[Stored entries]
-------

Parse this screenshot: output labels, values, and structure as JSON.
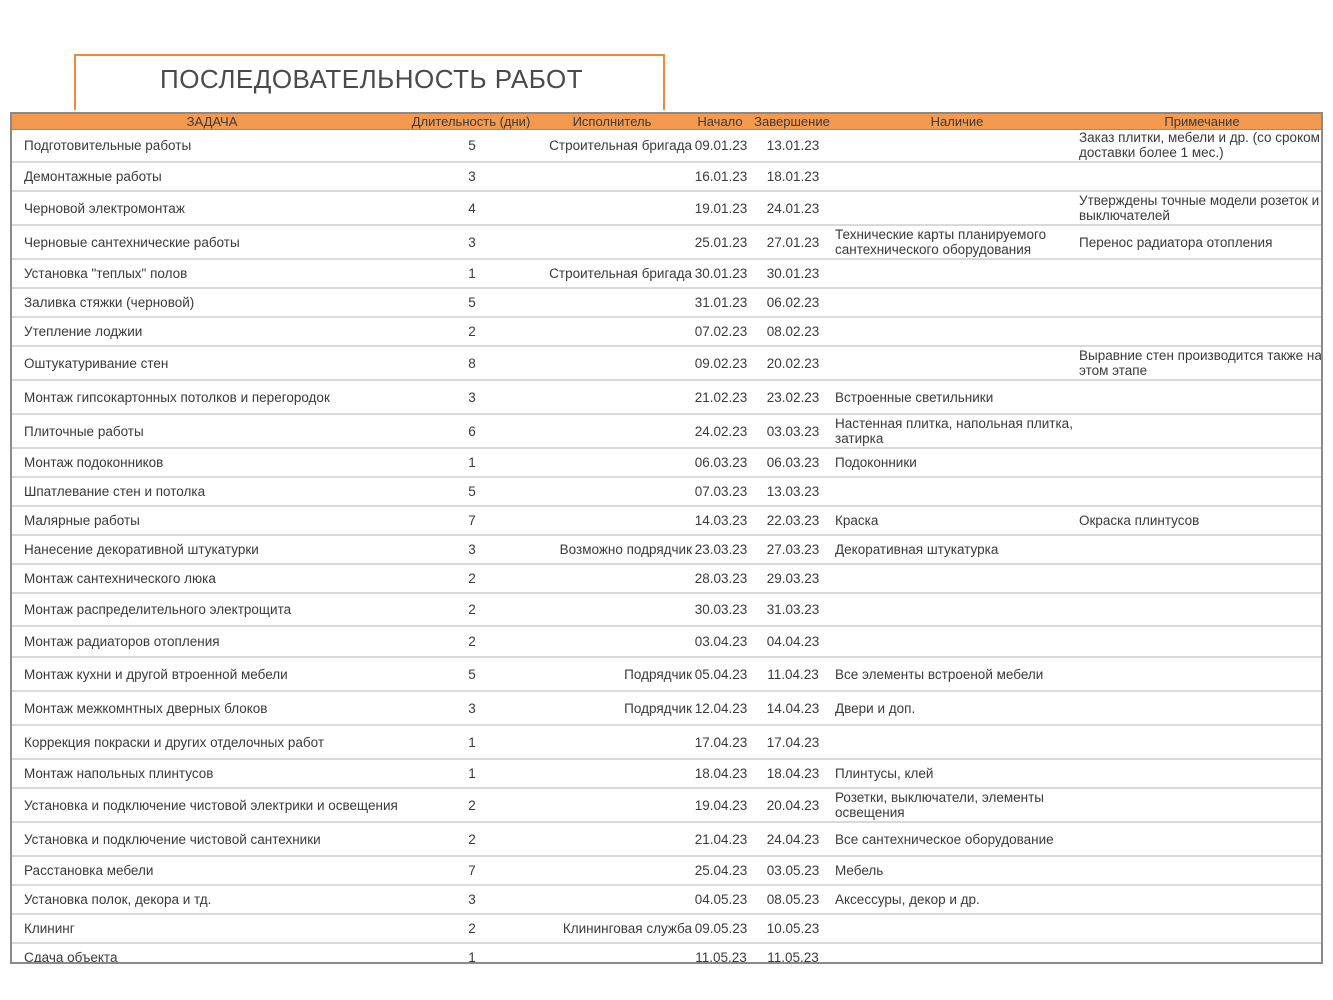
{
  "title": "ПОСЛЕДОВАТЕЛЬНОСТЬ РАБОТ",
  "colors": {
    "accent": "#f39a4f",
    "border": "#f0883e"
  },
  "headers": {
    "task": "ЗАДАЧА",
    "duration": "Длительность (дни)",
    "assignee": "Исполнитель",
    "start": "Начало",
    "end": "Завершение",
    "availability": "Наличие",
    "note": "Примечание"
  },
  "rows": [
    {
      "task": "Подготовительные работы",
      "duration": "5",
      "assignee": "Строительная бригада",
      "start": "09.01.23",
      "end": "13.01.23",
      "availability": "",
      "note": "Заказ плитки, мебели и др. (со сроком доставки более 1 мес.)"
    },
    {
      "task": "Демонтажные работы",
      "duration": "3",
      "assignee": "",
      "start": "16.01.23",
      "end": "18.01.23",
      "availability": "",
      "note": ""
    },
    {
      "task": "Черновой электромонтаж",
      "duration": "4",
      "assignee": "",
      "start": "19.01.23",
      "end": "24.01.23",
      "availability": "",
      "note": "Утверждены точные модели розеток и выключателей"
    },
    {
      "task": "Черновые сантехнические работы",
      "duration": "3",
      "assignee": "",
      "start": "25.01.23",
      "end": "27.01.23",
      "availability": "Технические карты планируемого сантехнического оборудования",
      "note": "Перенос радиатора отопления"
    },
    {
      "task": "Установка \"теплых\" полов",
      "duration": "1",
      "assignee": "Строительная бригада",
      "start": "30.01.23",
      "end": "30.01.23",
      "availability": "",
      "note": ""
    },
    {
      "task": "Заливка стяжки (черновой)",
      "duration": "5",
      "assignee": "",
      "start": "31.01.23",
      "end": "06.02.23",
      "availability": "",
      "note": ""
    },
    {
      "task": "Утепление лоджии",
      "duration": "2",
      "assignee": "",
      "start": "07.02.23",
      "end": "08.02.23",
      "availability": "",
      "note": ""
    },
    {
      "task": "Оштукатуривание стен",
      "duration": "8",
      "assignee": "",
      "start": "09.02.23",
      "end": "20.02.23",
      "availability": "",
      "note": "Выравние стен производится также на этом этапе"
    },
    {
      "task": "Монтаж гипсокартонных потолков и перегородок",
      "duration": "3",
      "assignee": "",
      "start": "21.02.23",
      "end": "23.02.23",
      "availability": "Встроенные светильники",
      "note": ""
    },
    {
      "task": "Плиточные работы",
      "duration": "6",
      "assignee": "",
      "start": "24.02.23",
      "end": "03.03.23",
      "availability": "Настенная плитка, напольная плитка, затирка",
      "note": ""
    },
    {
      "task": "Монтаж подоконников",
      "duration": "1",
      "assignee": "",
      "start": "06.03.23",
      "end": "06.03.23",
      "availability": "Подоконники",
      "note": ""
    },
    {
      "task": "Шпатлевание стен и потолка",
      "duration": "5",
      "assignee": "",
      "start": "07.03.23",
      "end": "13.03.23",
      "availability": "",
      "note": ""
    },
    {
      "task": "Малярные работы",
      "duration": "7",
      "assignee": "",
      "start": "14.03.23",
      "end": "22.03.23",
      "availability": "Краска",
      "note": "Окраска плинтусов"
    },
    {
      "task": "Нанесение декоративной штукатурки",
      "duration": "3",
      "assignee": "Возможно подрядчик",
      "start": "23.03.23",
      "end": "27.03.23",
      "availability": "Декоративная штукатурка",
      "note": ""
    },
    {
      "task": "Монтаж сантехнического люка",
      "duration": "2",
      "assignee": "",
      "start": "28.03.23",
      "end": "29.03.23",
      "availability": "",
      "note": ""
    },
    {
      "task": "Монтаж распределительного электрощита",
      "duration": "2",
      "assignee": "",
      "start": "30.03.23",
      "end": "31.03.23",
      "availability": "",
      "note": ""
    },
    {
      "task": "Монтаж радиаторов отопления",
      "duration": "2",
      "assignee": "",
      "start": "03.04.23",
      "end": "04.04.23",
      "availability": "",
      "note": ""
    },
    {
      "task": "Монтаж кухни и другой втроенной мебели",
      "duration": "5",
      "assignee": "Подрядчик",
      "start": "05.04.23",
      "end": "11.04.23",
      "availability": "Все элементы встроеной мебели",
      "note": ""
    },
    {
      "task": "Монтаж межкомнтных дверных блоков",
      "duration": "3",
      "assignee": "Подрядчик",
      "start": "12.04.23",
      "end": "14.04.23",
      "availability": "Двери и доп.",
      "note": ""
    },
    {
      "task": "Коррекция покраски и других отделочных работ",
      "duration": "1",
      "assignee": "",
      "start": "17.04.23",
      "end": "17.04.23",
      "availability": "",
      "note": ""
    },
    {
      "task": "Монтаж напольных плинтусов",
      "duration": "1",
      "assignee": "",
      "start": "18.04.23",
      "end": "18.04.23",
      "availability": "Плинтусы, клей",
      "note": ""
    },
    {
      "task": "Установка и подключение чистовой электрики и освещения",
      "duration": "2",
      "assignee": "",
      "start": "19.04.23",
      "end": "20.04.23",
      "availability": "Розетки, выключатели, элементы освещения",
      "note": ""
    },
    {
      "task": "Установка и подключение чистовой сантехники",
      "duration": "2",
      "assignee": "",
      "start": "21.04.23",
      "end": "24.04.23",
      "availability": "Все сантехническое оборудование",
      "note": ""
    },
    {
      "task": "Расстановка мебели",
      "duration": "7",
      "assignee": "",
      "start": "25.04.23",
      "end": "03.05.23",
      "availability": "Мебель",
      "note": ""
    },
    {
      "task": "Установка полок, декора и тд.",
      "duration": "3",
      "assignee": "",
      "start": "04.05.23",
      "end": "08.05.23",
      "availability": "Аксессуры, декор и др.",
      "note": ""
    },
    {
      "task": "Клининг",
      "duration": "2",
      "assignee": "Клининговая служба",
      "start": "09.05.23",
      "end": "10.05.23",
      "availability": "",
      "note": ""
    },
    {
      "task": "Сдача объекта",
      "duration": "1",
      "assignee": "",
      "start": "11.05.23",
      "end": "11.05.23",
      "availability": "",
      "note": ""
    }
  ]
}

-------

INSTRUCTION.
Scan the data above; copy every line where "чистовой" appears.

FINISHED ANSWER.
      "task": "Установка и подключение чистовой электрики и освещения",
      "task": "Установка и подключение чистовой сантехники",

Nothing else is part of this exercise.